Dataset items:
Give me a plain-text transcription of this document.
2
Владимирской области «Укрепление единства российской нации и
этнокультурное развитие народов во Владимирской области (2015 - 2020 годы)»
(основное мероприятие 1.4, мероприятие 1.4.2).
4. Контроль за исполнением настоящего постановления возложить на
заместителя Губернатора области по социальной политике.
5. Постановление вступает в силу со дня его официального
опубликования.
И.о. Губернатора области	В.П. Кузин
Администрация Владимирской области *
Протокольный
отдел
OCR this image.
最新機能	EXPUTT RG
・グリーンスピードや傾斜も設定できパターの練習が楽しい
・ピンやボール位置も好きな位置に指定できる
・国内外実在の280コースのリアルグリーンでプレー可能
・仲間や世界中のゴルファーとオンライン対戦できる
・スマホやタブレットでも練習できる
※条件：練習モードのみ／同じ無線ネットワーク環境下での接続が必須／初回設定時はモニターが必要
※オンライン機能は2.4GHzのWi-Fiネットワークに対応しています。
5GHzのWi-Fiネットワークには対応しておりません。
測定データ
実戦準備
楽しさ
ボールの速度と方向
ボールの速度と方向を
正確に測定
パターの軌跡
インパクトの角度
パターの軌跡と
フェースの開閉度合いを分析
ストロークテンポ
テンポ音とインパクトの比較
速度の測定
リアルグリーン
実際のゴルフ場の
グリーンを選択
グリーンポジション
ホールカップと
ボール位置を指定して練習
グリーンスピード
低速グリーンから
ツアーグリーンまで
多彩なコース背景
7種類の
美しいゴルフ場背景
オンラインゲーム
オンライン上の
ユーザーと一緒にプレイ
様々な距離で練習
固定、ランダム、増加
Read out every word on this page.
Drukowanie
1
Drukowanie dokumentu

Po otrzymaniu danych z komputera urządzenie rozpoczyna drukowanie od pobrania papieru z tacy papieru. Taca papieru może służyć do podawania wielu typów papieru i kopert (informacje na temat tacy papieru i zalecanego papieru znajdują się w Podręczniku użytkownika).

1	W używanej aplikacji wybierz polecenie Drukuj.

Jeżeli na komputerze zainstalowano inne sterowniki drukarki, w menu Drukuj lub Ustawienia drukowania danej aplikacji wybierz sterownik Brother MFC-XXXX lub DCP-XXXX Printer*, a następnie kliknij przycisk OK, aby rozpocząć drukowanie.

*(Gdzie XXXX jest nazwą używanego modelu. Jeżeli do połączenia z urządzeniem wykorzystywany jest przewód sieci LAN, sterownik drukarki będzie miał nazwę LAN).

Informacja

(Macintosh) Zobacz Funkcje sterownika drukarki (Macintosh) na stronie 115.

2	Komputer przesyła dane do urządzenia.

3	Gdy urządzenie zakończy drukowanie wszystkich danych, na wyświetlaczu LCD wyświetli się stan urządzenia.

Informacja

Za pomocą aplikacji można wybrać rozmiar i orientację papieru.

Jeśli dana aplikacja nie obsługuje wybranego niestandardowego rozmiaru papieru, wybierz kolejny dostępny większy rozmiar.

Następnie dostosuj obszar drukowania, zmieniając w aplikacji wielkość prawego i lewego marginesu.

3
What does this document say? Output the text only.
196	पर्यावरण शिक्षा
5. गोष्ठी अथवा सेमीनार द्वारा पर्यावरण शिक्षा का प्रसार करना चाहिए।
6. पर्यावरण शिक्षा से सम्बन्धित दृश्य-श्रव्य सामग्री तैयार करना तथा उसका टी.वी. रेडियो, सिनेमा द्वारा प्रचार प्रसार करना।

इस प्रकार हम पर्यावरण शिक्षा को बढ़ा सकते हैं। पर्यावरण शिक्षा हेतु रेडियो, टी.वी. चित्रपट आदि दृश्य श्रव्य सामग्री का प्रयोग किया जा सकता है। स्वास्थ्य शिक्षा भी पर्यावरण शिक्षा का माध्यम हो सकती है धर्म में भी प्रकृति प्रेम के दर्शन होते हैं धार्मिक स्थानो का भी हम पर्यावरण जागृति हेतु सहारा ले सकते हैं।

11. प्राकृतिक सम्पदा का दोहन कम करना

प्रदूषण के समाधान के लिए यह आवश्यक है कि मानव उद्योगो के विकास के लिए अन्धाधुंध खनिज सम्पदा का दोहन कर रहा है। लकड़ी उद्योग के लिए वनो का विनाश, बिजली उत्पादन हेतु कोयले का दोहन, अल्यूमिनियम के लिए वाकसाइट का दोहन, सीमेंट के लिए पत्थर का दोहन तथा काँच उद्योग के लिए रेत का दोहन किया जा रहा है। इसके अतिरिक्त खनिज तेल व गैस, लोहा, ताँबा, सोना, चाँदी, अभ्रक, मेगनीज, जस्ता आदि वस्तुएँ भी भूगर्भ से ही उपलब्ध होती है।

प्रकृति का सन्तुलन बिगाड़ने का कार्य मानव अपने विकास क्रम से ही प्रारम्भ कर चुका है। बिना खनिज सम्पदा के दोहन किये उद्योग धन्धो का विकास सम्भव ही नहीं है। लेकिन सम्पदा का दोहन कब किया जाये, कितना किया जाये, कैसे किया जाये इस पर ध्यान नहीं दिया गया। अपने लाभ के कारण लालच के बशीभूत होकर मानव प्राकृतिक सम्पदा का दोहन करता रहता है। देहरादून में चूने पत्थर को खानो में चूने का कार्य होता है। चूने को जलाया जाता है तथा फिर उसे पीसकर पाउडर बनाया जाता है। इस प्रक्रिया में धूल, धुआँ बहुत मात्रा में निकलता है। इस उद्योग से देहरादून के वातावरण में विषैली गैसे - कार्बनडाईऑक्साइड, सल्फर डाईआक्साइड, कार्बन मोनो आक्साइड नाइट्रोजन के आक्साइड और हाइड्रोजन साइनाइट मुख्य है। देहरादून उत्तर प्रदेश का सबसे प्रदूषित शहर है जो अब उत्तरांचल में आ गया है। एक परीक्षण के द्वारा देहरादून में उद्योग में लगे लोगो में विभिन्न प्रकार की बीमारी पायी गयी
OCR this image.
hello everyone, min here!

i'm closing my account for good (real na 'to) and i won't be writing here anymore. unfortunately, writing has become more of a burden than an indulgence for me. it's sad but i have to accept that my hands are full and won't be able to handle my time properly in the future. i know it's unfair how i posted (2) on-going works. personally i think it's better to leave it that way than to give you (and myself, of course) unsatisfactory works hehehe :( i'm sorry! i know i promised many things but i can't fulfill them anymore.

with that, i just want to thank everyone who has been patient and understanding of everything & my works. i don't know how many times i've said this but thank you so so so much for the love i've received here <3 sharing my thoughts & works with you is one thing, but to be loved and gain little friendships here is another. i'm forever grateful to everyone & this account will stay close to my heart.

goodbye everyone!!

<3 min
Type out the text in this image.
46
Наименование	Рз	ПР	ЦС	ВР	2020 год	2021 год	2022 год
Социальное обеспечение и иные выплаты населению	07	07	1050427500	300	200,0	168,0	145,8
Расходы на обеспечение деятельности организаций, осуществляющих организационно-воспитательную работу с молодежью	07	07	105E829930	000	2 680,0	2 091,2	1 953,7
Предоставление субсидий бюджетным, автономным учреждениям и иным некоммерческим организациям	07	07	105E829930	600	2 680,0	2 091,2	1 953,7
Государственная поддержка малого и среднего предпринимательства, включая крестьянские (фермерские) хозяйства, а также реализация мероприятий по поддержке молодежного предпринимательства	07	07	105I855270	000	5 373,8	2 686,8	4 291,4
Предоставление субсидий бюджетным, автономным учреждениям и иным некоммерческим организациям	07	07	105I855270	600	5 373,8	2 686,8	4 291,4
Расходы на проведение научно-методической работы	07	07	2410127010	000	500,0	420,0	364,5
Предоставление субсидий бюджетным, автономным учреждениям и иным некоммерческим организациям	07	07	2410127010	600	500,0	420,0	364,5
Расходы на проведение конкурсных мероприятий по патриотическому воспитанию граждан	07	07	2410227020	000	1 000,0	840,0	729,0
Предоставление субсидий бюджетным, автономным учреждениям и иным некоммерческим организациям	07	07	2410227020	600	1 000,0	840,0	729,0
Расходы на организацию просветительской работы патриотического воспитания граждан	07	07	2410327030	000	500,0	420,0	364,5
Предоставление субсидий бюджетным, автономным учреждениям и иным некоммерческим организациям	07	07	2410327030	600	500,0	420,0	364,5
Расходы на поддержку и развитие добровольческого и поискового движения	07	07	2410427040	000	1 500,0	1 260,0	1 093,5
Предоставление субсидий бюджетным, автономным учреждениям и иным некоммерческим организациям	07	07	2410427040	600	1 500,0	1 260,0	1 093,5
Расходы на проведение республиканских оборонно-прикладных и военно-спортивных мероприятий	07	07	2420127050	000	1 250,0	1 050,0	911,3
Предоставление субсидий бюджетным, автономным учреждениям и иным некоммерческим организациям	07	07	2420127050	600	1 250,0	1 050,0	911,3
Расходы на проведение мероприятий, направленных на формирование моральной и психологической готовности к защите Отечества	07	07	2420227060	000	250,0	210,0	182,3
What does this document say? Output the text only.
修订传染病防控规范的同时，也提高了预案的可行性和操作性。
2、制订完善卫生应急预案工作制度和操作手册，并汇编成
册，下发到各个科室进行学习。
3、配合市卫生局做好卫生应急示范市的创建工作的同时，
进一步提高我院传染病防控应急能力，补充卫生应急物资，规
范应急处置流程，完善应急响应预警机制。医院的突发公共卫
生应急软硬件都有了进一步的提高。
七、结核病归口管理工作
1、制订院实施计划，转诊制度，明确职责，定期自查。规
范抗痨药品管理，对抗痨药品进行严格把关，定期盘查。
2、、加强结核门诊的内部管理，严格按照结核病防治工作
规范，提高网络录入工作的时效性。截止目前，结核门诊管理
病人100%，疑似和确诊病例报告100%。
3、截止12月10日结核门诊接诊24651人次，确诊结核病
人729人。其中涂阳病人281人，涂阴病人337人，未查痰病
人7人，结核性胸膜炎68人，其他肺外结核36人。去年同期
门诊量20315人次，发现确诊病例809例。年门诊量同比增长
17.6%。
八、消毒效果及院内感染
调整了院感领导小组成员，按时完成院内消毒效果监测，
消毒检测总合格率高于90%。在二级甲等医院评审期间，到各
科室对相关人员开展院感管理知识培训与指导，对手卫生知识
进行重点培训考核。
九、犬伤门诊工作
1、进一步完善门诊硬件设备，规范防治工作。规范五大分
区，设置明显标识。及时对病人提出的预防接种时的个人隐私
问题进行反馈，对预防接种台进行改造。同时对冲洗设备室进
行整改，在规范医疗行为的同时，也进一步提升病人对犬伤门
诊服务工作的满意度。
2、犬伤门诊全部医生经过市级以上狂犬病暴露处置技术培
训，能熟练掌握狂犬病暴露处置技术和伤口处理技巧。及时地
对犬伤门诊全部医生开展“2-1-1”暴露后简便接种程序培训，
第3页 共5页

== EXERCISE REQUIREMENTS ==
Return every line above that contains the word "Drukuj".

== SOLUTION TO THIS PROBLEM ==
1	W używanej aplikacji wybierz polecenie Drukuj.
Jeżeli na komputerze zainstalowano inne sterowniki drukarki, w menu Drukuj lub Ustawienia drukowania danej aplikacji wybierz sterownik Brother MFC-XXXX lub DCP-XXXX Printer*, a następnie kliknij przycisk OK, aby rozpocząć drukowanie.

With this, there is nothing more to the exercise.